▸ 作業指示:
A: テントの加水分解についての文章を、2文で要約してもらえますか?
B: テントの加水分解についての文章を、最後の文のあとから引き継いで書いてもらえますか?

▸ 抜粋テキスト:
--------------------------------
各ブランドは最近、フライ素材を改良しまくっています。

謎だった、新しいテントの加水分解の存在。
これをようやく、調べつくすことができました!

たなりょう

どうも!
アバウトドアです!

加水分解するのかなぁ?
MSRとかNEMOは大丈夫?

私の持っているテントは大丈夫かな?

なんて心配している方も、少なくないはず。

この記事では、少なくとも現在のテントが大丈夫かどうかはわかるかと思います!

過去にも似たような記事は書いていますが、一番詳しい記事になりました。

覚悟してご覧ください(笑)

目次

加水分解についてめちゃくちゃ簡潔に

これはコーティングがボロボロになりつつある画像。

出典:MSR

これはシームテープが良い感じに劣化。
ほぼ剥がれていますね。

こんな風にコーティングがボロボロになるのは、紫外線や水分の影響。

これこそ長年テント業界を悩ませてきた現象。
主にポリウレタンコーティング(以下PUコーティング)に発生します。

そしてその加水分解代表ブランド。
不名誉な称号を得たのが、MSRNEMOでしょう。

だがそれも昔の話。
2023年、現在はどうなっている??

加水分解代表2ブランドはどうなった?

結論から申しますと、加水分解は克服しているようです。

朗報ですね!
カッコいいけど手が出しにくかった人には、非常にありがたい変化。

具体的に何が変わったのか?
MSRとNEMOのフライ素材を見てみましょう。

MERとNEMOのテント素材
  • MSR:エクストリームシールド&シルナイロン
  • NEMO:OSMOファブリック
  • NEMO:シルナイロン&PeUコーティング

エクストリームシールド?
シルナイロン?
OSMOファブリック?
PeUコーティング??

なんのこっちゃ!!w

シルナイロンくらいは聞いたことがあるかもしれませんね!

訳分からんくなった方も大丈夫です!

エクストリームシールドだとか、OSMOファブリックが何でできているか、どんなコーティングか?
一個ずつ紐解いていきます。

ここからは、各素材について深堀り。

MSR、NEMOユーザーの方も!
購入を検討している方にも!

詳しく!詳しく!
分かりやすく!!

解説をしていこうかと思います!
--------------------------------
▸ 提供資料:
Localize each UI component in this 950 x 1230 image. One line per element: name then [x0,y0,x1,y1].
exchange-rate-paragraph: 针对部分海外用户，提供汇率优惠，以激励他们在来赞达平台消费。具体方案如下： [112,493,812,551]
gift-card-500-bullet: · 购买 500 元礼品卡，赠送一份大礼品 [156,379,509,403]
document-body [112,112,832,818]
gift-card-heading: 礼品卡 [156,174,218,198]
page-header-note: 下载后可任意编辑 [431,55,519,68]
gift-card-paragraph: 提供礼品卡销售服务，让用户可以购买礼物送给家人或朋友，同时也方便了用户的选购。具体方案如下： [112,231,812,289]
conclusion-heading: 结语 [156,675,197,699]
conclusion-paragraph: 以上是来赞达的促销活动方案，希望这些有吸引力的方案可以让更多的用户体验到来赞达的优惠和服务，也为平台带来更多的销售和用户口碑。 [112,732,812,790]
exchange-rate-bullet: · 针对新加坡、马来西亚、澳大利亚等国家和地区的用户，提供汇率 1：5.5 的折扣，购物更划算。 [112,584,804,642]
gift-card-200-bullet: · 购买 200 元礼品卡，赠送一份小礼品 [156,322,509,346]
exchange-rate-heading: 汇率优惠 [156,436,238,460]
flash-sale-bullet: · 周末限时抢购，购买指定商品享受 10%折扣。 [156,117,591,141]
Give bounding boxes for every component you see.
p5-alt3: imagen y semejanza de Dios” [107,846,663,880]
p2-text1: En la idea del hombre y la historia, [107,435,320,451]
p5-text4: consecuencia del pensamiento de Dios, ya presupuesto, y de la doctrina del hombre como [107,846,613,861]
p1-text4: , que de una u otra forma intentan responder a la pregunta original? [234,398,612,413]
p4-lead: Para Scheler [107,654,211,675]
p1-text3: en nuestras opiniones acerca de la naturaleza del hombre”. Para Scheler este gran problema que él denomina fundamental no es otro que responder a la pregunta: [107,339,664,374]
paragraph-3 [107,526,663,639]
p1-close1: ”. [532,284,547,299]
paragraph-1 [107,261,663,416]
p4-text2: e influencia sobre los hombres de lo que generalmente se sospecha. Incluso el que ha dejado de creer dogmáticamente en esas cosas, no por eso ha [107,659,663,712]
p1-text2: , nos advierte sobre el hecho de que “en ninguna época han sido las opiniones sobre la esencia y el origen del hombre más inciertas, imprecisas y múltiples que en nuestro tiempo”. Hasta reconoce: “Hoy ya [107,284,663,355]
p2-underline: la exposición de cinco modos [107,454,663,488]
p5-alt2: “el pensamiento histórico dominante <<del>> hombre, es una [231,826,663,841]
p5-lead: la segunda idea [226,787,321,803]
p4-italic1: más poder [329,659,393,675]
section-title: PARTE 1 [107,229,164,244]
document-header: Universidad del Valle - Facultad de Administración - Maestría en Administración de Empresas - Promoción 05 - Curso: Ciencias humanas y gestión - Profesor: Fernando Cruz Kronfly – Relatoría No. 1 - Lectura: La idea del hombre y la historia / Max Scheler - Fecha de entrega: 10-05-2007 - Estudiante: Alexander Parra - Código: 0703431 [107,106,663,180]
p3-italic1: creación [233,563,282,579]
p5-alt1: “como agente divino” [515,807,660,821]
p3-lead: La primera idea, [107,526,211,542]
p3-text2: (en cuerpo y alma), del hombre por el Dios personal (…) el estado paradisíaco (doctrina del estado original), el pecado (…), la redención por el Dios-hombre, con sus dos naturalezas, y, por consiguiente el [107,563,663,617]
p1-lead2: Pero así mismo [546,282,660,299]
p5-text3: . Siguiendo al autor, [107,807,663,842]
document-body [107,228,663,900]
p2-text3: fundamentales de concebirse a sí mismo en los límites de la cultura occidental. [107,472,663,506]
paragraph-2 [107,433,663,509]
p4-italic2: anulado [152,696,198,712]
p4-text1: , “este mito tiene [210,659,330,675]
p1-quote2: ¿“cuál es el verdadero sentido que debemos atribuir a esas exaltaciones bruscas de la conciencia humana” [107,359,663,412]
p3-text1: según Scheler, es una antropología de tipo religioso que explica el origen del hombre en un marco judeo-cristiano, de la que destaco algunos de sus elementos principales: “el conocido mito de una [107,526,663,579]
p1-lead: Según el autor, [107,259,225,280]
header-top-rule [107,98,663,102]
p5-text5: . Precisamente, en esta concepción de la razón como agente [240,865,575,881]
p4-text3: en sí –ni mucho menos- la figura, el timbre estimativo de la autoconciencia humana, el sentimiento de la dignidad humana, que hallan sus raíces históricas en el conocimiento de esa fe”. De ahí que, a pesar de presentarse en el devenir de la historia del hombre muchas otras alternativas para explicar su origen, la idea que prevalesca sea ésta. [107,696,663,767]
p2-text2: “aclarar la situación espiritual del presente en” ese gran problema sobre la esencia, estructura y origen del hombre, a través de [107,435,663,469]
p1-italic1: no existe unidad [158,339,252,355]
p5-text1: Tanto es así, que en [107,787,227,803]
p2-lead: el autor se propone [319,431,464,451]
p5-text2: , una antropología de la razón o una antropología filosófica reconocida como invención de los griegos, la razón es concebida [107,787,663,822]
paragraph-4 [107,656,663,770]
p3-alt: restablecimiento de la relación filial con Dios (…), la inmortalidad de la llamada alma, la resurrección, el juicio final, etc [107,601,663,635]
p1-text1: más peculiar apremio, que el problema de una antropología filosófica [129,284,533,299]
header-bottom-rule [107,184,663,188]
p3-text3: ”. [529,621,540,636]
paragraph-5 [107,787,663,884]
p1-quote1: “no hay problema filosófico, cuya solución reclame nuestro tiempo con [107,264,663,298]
--------------------------------
▸ 課題別回答:
A: テントのコーティングが紫外線や水分の影響でボロボロになる加水分解は、主にPUコーティングに起こる現象です。その代表ブランドとされてきたMSRとNEMOは、2023年現在では加水分解を克服しているようで、これから両ブランドのフライ素材を一つずつ詳しく解説するとしています。

B:
ではまず、最近一般化してきた「シルナイロン」から!

参ります。

シルナイロンについて(両面・片面)

そろそろ知っている方も増えてきたと思われる、「シルナイロン」。

詳しくは以下の記事で解説していますが、ここではちゃちゃっと解説します!

シルナイロンとは、おおむねシリコンコーティングされたフライシートのこと。

以下のように、テント生地にシリコンを染み込ませることで、耐水性などを再現します。

シルナイロンの解説図

従来のPUコーティングと比較した、シルナイロンの特徴を挙げましょう。

シルナイロンの利点
  • 加水分解に強い(3倍くらい)
  • 紫外線に強い(耐加水分解)
  • 引き裂き強度がある
  • 耐水性が高い

一番のメリットとしては、やはり加水分解への強さでしょう。

このシルナイロンという画期的素材は、現在多くのブランドが採用しています。

特に国外・ガレージブランド等は、シルナイロンを好んでいる印象ですね。

中国のテントにおいても、上位のモデルにのみシルナイロンが使われます。

「シルナイロン」
「両面シルナイロン」
「Sil/Sil」

などと表記されることが多いです。

でも、ちょっと待って?

MSRもNEMOも完全な
シルナイロンじゃないよね?

そう!

MSRはエクストリームシールド&シルナイロン
NEMOはシルナイロン&PeUコーティング。

いわゆるこの素材は、「片面シルナイロン」というものだったのです。

片面シルナイロン

シル部分(左上)とPU部分(右下)で雰囲気が違う

上の写真は、NEMOのフライ素材。
左上のサラサラ面が表側、右下のテラテラ面が裏面になります。

サラサラはシルナイロンで、テラテラはPeUコーティング。

つまり、表と裏で違うコーティングをしているわけ!

片面シルナイロンの解説図

また解説画像を勝手に作ってしまいました。
(イメージですよ!)

片面がシルナイロンなので、耐水性・引き裂き耐性については高い性能を誇るでしょう。

ではなぜ?
片面がPU皮膜なのか?

すみません!
メーカーにお問い合わせをしましたが
回答が得られませんでした!

うむ。
情報収集というのは難しい。

企業秘密もあるだろうから、仕方がないですね。

写真はルナーソロ

耐水性にも耐摩耗性にも優れていて、加水分解はほぼしないシルナイロン。
両面で何がダメなんでしょう?

これは一個の仮説。
縫製コストを下げているのでは?
と、考えます。

事実として、ツルツル滑るシルナイロンは、縫製難易度向上によりコストがかかるらしいです。

もしかしたら、片面に抑えることで、縫製コストに関しては抑えられるのかもしれませんね。

あとはよく分かりません(笑)

裏表で異なるコーティングを施すことで、両方の恩恵を受けられるのかも?

これ以上はホント分かりません(笑)

片側をPUコーティングにすることで、より強い耐水性だとか強度だとか、はたまた軽量にできるとか…

何かあるんでしょうね。

では仮に、片面シルナイロンは機能に優れるとして、こんな疑問が出そうですね!

片面がPUコーティングだと、結局加水分解するんじゃないの?

僕もそこが疑問だったので、調べまくりました!

まずはMSRから。
ここから核心に入っていきますよ!!

【MSR】エクストリームシールド

片面シルナイロンの裏側。
つまりは、PUコーティングの方になります。

進化したMSRのPUコーティングは
Xtreme Shieldと呼ばれます。

エクストリームシールド

あきらめることは、私たちのDNAには正確にはありません。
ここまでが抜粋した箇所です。